## Task instructions
Reproduce every entry exactly as shown.

## Items from a data source
- - -
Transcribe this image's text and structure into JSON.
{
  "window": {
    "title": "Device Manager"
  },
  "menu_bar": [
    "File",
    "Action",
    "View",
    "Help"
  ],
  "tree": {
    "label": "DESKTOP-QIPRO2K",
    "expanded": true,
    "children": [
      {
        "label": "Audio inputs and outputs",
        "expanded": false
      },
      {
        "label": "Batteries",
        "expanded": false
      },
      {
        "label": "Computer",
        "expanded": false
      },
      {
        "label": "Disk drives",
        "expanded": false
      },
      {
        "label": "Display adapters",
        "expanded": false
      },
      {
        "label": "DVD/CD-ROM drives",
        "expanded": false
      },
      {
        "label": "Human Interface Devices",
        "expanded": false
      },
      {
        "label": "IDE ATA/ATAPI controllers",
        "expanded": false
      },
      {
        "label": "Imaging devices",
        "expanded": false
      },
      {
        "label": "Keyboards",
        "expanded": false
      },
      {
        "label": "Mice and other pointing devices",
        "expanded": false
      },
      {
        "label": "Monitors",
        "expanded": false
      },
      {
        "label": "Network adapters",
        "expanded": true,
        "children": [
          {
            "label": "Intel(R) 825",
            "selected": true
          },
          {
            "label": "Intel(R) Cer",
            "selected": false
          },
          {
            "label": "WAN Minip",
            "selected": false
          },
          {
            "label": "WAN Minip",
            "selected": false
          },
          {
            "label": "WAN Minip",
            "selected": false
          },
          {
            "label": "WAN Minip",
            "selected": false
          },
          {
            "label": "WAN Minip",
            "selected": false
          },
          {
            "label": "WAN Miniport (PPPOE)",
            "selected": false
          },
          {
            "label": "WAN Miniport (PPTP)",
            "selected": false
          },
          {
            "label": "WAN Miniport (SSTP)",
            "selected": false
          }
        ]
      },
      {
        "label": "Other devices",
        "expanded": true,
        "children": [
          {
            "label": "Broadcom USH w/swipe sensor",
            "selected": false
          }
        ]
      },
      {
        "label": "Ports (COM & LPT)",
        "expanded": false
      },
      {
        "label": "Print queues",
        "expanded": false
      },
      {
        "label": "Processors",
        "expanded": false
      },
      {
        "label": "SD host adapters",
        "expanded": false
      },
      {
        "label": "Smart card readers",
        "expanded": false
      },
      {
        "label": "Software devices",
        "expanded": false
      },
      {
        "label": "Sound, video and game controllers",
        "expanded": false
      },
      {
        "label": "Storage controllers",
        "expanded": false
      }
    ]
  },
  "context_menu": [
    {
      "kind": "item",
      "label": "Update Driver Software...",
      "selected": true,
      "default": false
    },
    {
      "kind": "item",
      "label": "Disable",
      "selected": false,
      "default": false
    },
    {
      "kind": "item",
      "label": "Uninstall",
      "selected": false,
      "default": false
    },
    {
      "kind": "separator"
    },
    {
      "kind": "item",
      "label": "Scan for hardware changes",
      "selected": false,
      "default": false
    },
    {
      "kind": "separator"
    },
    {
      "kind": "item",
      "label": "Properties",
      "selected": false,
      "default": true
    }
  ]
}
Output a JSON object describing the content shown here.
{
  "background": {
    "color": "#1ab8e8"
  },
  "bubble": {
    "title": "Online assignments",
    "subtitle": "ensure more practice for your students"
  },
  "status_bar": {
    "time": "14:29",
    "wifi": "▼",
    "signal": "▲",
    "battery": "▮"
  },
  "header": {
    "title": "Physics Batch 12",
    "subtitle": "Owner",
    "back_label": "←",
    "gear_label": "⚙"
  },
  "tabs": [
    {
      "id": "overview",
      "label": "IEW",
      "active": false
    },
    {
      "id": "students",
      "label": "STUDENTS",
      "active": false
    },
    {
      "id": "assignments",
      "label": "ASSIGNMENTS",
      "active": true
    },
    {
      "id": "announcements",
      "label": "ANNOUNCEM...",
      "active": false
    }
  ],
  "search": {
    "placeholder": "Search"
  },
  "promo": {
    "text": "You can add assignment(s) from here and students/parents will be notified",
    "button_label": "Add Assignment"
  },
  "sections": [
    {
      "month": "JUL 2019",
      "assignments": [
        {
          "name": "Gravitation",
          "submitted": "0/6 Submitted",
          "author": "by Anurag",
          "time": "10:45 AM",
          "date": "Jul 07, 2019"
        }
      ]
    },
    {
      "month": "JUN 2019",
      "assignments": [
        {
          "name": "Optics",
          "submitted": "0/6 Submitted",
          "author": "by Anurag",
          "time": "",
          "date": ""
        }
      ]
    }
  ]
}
- - -
## Correct result
Transcribe this image's text and structure into JSON.
{
  "window": {
    "title": "Device Manager"
  },
  "menu_bar": [
    "File",
    "Action",
    "View",
    "Help"
  ],
  "tree": {
    "label": "DESKTOP-QIPRO2K",
    "expanded": true,
    "children": [
      {
        "label": "Audio inputs and outputs",
        "expanded": false
      },
      {
        "label": "Batteries",
        "expanded": false
      },
      {
        "label": "Computer",
        "expanded": false
      },
      {
        "label": "Disk drives",
        "expanded": false
      },
      {
        "label": "Display adapters",
        "expanded": false
      },
      {
        "label": "DVD/CD-ROM drives",
        "expanded": false
      },
      {
        "label": "Human Interface Devices",
        "expanded": false
      },
      {
        "label": "IDE ATA/ATAPI controllers",
        "expanded": false
      },
      {
        "label": "Imaging devices",
        "expanded": false
      },
      {
        "label": "Keyboards",
        "expanded": false
      },
      {
        "label": "Mice and other pointing devices",
        "expanded": false
      },
      {
        "label": "Monitors",
        "expanded": false
      },
      {
        "label": "Network adapters",
        "expanded": true,
        "children": [
          {
            "label": "Intel(R) 825",
            "selected": true
          },
          {
            "label": "Intel(R) Cer",
            "selected": false
          },
          {
            "label": "WAN Minip",
            "selected": false
          },
          {
            "label": "WAN Minip",
            "selected": false
          },
          {
            "label": "WAN Minip",
            "selected": false
          },
          {
            "label": "WAN Minip",
            "selected": false
          },
          {
            "label": "WAN Minip",
            "selected": false
          },
          {
            "label": "WAN Miniport (PPPOE)",
            "selected": false
          },
          {
            "label": "WAN Miniport (PPTP)",
            "selected": false
          },
          {
            "label": "WAN Miniport (SSTP)",
            "selected": false
          }
        ]
      },
      {
        "label": "Other devices",
        "expanded": true,
        "children": [
          {
            "label": "Broadcom USH w/swipe sensor",
            "selected": false
          }
        ]
      },
      {
        "label": "Ports (COM & LPT)",
        "expanded": false
      },
      {
        "label": "Print queues",
        "expanded": false
      },
      {
        "label": "Processors",
        "expanded": false
      },
      {
        "label": "SD host adapters",
        "expanded": false
      },
      {
        "label": "Smart card readers",
        "expanded": false
      },
      {
        "label": "Software devices",
        "expanded": false
      },
      {
        "label": "Sound, video and game controllers",
        "expanded": false
      },
      {
        "label": "Storage controllers",
        "expanded": false
      }
    ]
  },
  "context_menu": [
    {
      "kind": "item",
      "label": "Update Driver Software...",
      "selected": true,
      "default": false
    },
    {
      "kind": "item",
      "label": "Disable",
      "selected": false,
      "default": false
    },
    {
      "kind": "item",
      "label": "Uninstall",
      "selected": false,
      "default": false
    },
    {
      "kind": "separator"
    },
    {
      "kind": "item",
      "label": "Scan for hardware changes",
      "selected": false,
      "default": false
    },
    {
      "kind": "separator"
    },
    {
      "kind": "item",
      "label": "Properties",
      "selected": false,
      "default": true
    }
  ]
}
Output a JSON object describing the content shown here.
{
  "background": {
    "color": "#1ab8e8"
  },
  "bubble": {
    "title": "Online assignments",
    "subtitle": "ensure more practice for your students"
  },
  "status_bar": {
    "time": "14:29",
    "wifi": "▼",
    "signal": "▲",
    "battery": "▮"
  },
  "header": {
    "title": "Physics Batch 12",
    "subtitle": "Owner",
    "back_label": "←",
    "gear_label": "⚙"
  },
  "tabs": [
    {
      "id": "overview",
      "label": "IEW",
      "active": false
    },
    {
      "id": "students",
      "label": "STUDENTS",
      "active": false
    },
    {
      "id": "assignments",
      "label": "ASSIGNMENTS",
      "active": true
    },
    {
      "id": "announcements",
      "label": "ANNOUNCEM...",
      "active": false
    }
  ],
  "search": {
    "placeholder": "Search"
  },
  "promo": {
    "text": "You can add assignment(s) from here and students/parents will be notified",
    "button_label": "Add Assignment"
  },
  "sections": [
    {
      "month": "JUL 2019",
      "assignments": [
        {
          "name": "Gravitation",
          "submitted": "0/6 Submitted",
          "author": "by Anurag",
          "time": "10:45 AM",
          "date": "Jul 07, 2019"
        }
      ]
    },
    {
      "month": "JUN 2019",
      "assignments": [
        {
          "name": "Optics",
          "submitted": "0/6 Submitted",
          "author": "by Anurag",
          "time": "",
          "date": ""
        }
      ]
    }
  ]
}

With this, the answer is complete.